___ Material ___

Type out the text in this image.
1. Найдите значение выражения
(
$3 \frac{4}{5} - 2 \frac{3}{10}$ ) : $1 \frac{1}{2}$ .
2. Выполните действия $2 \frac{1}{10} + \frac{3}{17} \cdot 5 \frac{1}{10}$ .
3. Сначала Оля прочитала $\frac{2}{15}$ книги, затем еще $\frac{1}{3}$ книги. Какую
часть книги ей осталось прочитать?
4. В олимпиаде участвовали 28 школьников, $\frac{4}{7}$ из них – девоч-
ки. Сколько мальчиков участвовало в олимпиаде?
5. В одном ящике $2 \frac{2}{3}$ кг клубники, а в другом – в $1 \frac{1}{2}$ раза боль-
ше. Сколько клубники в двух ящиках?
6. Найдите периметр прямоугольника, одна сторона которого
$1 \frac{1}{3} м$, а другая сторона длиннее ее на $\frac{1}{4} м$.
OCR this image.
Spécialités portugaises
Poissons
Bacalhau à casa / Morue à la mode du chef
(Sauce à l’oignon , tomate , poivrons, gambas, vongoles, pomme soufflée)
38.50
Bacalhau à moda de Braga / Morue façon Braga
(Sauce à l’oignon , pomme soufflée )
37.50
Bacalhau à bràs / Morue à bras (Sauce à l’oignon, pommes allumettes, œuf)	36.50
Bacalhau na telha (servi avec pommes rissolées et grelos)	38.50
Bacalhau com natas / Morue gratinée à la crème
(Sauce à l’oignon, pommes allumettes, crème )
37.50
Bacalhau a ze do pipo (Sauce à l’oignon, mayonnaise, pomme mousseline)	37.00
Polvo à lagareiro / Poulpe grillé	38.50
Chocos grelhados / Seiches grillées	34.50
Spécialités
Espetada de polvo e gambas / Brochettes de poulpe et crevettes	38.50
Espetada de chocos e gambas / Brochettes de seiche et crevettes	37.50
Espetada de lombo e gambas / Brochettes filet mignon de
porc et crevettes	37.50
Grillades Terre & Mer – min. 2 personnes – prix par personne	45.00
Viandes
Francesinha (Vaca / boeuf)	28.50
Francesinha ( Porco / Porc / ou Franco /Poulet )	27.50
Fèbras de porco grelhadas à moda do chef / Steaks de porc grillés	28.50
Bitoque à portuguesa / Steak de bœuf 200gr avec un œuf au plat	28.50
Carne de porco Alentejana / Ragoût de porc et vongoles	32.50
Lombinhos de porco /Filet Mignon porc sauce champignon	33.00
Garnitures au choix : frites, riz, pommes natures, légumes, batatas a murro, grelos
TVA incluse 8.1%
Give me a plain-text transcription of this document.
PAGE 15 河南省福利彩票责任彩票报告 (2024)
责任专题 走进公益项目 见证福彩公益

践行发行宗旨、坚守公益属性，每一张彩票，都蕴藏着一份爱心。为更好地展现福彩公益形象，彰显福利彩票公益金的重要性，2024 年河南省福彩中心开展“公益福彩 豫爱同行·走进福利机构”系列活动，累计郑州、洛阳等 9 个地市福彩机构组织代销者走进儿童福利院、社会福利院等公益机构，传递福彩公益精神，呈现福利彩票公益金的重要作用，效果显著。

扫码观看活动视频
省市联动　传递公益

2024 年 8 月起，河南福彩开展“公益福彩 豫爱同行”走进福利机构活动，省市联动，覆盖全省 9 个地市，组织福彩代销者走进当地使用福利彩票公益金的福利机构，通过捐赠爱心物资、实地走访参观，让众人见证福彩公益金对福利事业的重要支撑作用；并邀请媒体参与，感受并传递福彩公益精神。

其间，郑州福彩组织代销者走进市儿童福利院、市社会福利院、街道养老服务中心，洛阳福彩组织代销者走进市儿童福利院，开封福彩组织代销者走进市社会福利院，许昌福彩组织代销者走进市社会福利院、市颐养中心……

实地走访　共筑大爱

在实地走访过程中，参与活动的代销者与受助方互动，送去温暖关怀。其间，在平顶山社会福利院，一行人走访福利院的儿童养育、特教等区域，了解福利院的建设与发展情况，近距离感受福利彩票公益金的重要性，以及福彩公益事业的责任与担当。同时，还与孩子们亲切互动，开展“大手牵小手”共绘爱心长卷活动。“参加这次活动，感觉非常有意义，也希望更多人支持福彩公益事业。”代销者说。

___

*Task goal:* Track down every line holding the string "avec" and copy it.

*Problem solution:*
Bacalhau na telha (servi avec pommes rissolées et grelos)	38.50
Bitoque à portuguesa / Steak de bœuf 200gr avec un œuf au plat	28.50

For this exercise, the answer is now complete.